Return the material word for word. Do not include pictures.

Data records
[start]

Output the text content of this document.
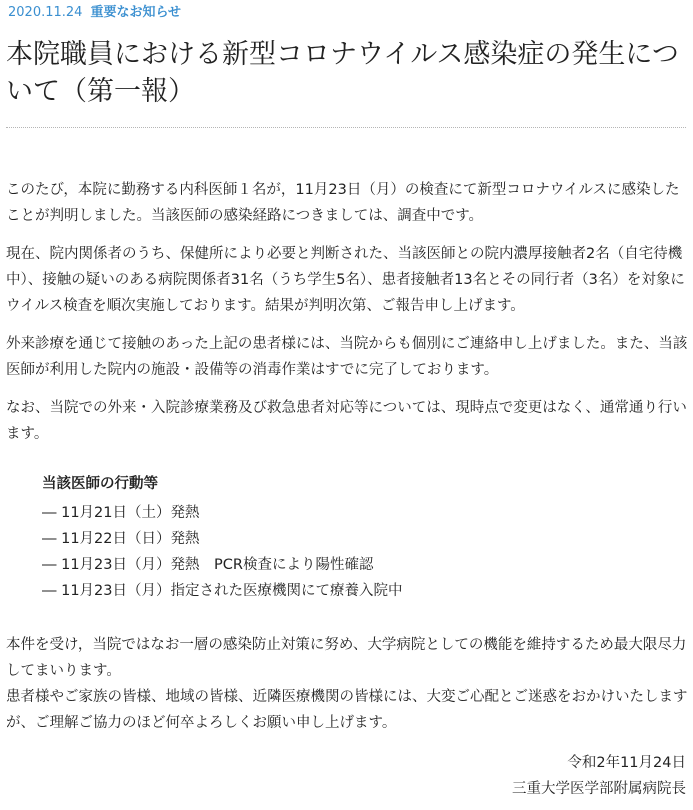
2020.11.24 重要なお知らせ
本院職員における新型コロナウイルス感染症の発生について（第一報）

このたび，本院に勤務する内科医師１名が，11月23日（月）の検査にて新型コロナウイルスに感染したことが判明しました。当該医師の感染経路につきましては、調査中です。

現在、院内関係者のうち、保健所により必要と判断された、当該医師との院内濃厚接触者2名（自宅待機中）、接触の疑いのある病院関係者31名（うち学生5名）、患者接触者13名とその同行者（3名）を対象にウイルス検査を順次実施しております。結果が判明次第、ご報告申し上げます。

外来診療を通じて接触のあった上記の患者様には、当院からも個別にご連絡申し上げました。また、当該医師が利用した院内の施設・設備等の消毒作業はすでに完了しております。

なお、当院での外来・入院診療業務及び救急患者対応等については、現時点で変更はなく、通常通り行います。

当該医師の行動等
― 11月21日（土）発熱
― 11月22日（日）発熱
― 11月23日（月）発熱　PCR検査により陽性確認
― 11月23日（月）指定された医療機関にて療養入院中

本件を受け，当院ではなお一層の感染防止対策に努め、大学病院としての機能を維持するため最大限尽力してまいります。

患者様やご家族の皆様、地域の皆様、近隣医療機関の皆様には、大変ご心配とご迷惑をおかけいたしますが、ご理解ご協力のほど何卒よろしくお願い申し上げます。

令和2年11月24日
三重大学医学部附属病院長
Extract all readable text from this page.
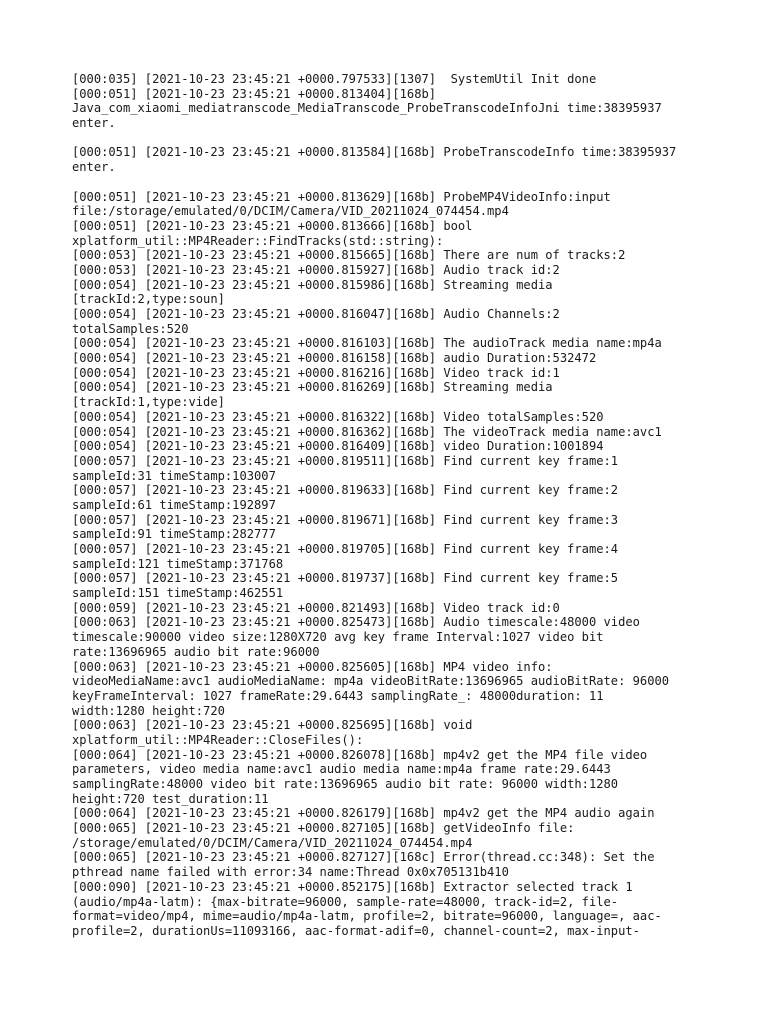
[000:035] [2021-10-23 23:45:21 +0000.797533][1307]  SystemUtil Init done
[000:051] [2021-10-23 23:45:21 +0000.813404][168b]
Java_com_xiaomi_mediatranscode_MediaTranscode_ProbeTranscodeInfoJni time:38395937
enter.
[000:051] [2021-10-23 23:45:21 +0000.813584][168b] ProbeTranscodeInfo time:38395937
enter.
[000:051] [2021-10-23 23:45:21 +0000.813629][168b] ProbeMP4VideoInfo:input
file:/storage/emulated/0/DCIM/Camera/VID_20211024_074454.mp4
[000:051] [2021-10-23 23:45:21 +0000.813666][168b] bool
xplatform_util::MP4Reader::FindTracks(std::string):
[000:053] [2021-10-23 23:45:21 +0000.815665][168b] There are num of tracks:2
[000:053] [2021-10-23 23:45:21 +0000.815927][168b] Audio track id:2
[000:054] [2021-10-23 23:45:21 +0000.815986][168b] Streaming media
[trackId:2,type:soun]
[000:054] [2021-10-23 23:45:21 +0000.816047][168b] Audio Channels:2
totalSamples:520
[000:054] [2021-10-23 23:45:21 +0000.816103][168b] The audioTrack media name:mp4a
[000:054] [2021-10-23 23:45:21 +0000.816158][168b] audio Duration:532472
[000:054] [2021-10-23 23:45:21 +0000.816216][168b] Video track id:1
[000:054] [2021-10-23 23:45:21 +0000.816269][168b] Streaming media
[trackId:1,type:vide]
[000:054] [2021-10-23 23:45:21 +0000.816322][168b] Video totalSamples:520
[000:054] [2021-10-23 23:45:21 +0000.816362][168b] The videoTrack media name:avc1
[000:054] [2021-10-23 23:45:21 +0000.816409][168b] video Duration:1001894
[000:057] [2021-10-23 23:45:21 +0000.819511][168b] Find current key frame:1
sampleId:31 timeStamp:103007
[000:057] [2021-10-23 23:45:21 +0000.819633][168b] Find current key frame:2
sampleId:61 timeStamp:192897
[000:057] [2021-10-23 23:45:21 +0000.819671][168b] Find current key frame:3
sampleId:91 timeStamp:282777
[000:057] [2021-10-23 23:45:21 +0000.819705][168b] Find current key frame:4
sampleId:121 timeStamp:371768
[000:057] [2021-10-23 23:45:21 +0000.819737][168b] Find current key frame:5
sampleId:151 timeStamp:462551
[000:059] [2021-10-23 23:45:21 +0000.821493][168b] Video track id:0
[000:063] [2021-10-23 23:45:21 +0000.825473][168b] Audio timescale:48000 video
timescale:90000 video size:1280X720 avg key frame Interval:1027 video bit
rate:13696965 audio bit rate:96000
[000:063] [2021-10-23 23:45:21 +0000.825605][168b] MP4 video info:
videoMediaName:avc1 audioMediaName: mp4a videoBitRate:13696965 audioBitRate: 96000
keyFrameInterval: 1027 frameRate:29.6443 samplingRate_: 48000duration: 11
width:1280 height:720
[000:063] [2021-10-23 23:45:21 +0000.825695][168b] void
xplatform_util::MP4Reader::CloseFiles():
[000:064] [2021-10-23 23:45:21 +0000.826078][168b] mp4v2 get the MP4 file video
parameters, video media name:avc1 audio media name:mp4a frame rate:29.6443
samplingRate:48000 video bit rate:13696965 audio bit rate: 96000 width:1280
height:720 test_duration:11
[000:064] [2021-10-23 23:45:21 +0000.826179][168b] mp4v2 get the MP4 audio again
[000:065] [2021-10-23 23:45:21 +0000.827105][168b] getVideoInfo file:
/storage/emulated/0/DCIM/Camera/VID_20211024_074454.mp4
[000:065] [2021-10-23 23:45:21 +0000.827127][168c] Error(thread.cc:348): Set the
pthread name failed with error:34 name:Thread 0x0x705131b410
[000:090] [2021-10-23 23:45:21 +0000.852175][168b] Extractor selected track 1
(audio/mp4a-latm): {max-bitrate=96000, sample-rate=48000, track-id=2, file-
format=video/mp4, mime=audio/mp4a-latm, profile=2, bitrate=96000, language=, aac-
profile=2, durationUs=11093166, aac-format-adif=0, channel-count=2, max-input-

[end]

## [Task output]
Output the text content of this document.
2020.11.24 重要なお知らせ
本院職員における新型コロナウイルス感染症の発生について（第一報）

このたび，本院に勤務する内科医師１名が，11月23日（月）の検査にて新型コロナウイルスに感染したことが判明しました。当該医師の感染経路につきましては、調査中です。

現在、院内関係者のうち、保健所により必要と判断された、当該医師との院内濃厚接触者2名（自宅待機中）、接触の疑いのある病院関係者31名（うち学生5名）、患者接触者13名とその同行者（3名）を対象にウイルス検査を順次実施しております。結果が判明次第、ご報告申し上げます。

外来診療を通じて接触のあった上記の患者様には、当院からも個別にご連絡申し上げました。また、当該医師が利用した院内の施設・設備等の消毒作業はすでに完了しております。

なお、当院での外来・入院診療業務及び救急患者対応等については、現時点で変更はなく、通常通り行います。

当該医師の行動等
― 11月21日（土）発熱
― 11月22日（日）発熱
― 11月23日（月）発熱　PCR検査により陽性確認
― 11月23日（月）指定された医療機関にて療養入院中

本件を受け，当院ではなお一層の感染防止対策に努め、大学病院としての機能を維持するため最大限尽力してまいります。

患者様やご家族の皆様、地域の皆様、近隣医療機関の皆様には、大変ご心配とご迷惑をおかけいたしますが、ご理解ご協力のほど何卒よろしくお願い申し上げます。

令和2年11月24日
三重大学医学部附属病院長
Extract all readable text from this page.
[000:035] [2021-10-23 23:45:21 +0000.797533][1307]  SystemUtil Init done
[000:051] [2021-10-23 23:45:21 +0000.813404][168b]
Java_com_xiaomi_mediatranscode_MediaTranscode_ProbeTranscodeInfoJni time:38395937
enter.
[000:051] [2021-10-23 23:45:21 +0000.813584][168b] ProbeTranscodeInfo time:38395937
enter.
[000:051] [2021-10-23 23:45:21 +0000.813629][168b] ProbeMP4VideoInfo:input
file:/storage/emulated/0/DCIM/Camera/VID_20211024_074454.mp4
[000:051] [2021-10-23 23:45:21 +0000.813666][168b] bool
xplatform_util::MP4Reader::FindTracks(std::string):
[000:053] [2021-10-23 23:45:21 +0000.815665][168b] There are num of tracks:2
[000:053] [2021-10-23 23:45:21 +0000.815927][168b] Audio track id:2
[000:054] [2021-10-23 23:45:21 +0000.815986][168b] Streaming media
[trackId:2,type:soun]
[000:054] [2021-10-23 23:45:21 +0000.816047][168b] Audio Channels:2
totalSamples:520
[000:054] [2021-10-23 23:45:21 +0000.816103][168b] The audioTrack media name:mp4a
[000:054] [2021-10-23 23:45:21 +0000.816158][168b] audio Duration:532472
[000:054] [2021-10-23 23:45:21 +0000.816216][168b] Video track id:1
[000:054] [2021-10-23 23:45:21 +0000.816269][168b] Streaming media
[trackId:1,type:vide]
[000:054] [2021-10-23 23:45:21 +0000.816322][168b] Video totalSamples:520
[000:054] [2021-10-23 23:45:21 +0000.816362][168b] The videoTrack media name:avc1
[000:054] [2021-10-23 23:45:21 +0000.816409][168b] video Duration:1001894
[000:057] [2021-10-23 23:45:21 +0000.819511][168b] Find current key frame:1
sampleId:31 timeStamp:103007
[000:057] [2021-10-23 23:45:21 +0000.819633][168b] Find current key frame:2
sampleId:61 timeStamp:192897
[000:057] [2021-10-23 23:45:21 +0000.819671][168b] Find current key frame:3
sampleId:91 timeStamp:282777
[000:057] [2021-10-23 23:45:21 +0000.819705][168b] Find current key frame:4
sampleId:121 timeStamp:371768
[000:057] [2021-10-23 23:45:21 +0000.819737][168b] Find current key frame:5
sampleId:151 timeStamp:462551
[000:059] [2021-10-23 23:45:21 +0000.821493][168b] Video track id:0
[000:063] [2021-10-23 23:45:21 +0000.825473][168b] Audio timescale:48000 video
timescale:90000 video size:1280X720 avg key frame Interval:1027 video bit
rate:13696965 audio bit rate:96000
[000:063] [2021-10-23 23:45:21 +0000.825605][168b] MP4 video info:
videoMediaName:avc1 audioMediaName: mp4a videoBitRate:13696965 audioBitRate: 96000
keyFrameInterval: 1027 frameRate:29.6443 samplingRate_: 48000duration: 11
width:1280 height:720
[000:063] [2021-10-23 23:45:21 +0000.825695][168b] void
xplatform_util::MP4Reader::CloseFiles():
[000:064] [2021-10-23 23:45:21 +0000.826078][168b] mp4v2 get the MP4 file video
parameters, video media name:avc1 audio media name:mp4a frame rate:29.6443
samplingRate:48000 video bit rate:13696965 audio bit rate: 96000 width:1280
height:720 test_duration:11
[000:064] [2021-10-23 23:45:21 +0000.826179][168b] mp4v2 get the MP4 audio again
[000:065] [2021-10-23 23:45:21 +0000.827105][168b] getVideoInfo file:
/storage/emulated/0/DCIM/Camera/VID_20211024_074454.mp4
[000:065] [2021-10-23 23:45:21 +0000.827127][168c] Error(thread.cc:348): Set the
pthread name failed with error:34 name:Thread 0x0x705131b410
[000:090] [2021-10-23 23:45:21 +0000.852175][168b] Extractor selected track 1
(audio/mp4a-latm): {max-bitrate=96000, sample-rate=48000, track-id=2, file-
format=video/mp4, mime=audio/mp4a-latm, profile=2, bitrate=96000, language=, aac-
profile=2, durationUs=11093166, aac-format-adif=0, channel-count=2, max-input-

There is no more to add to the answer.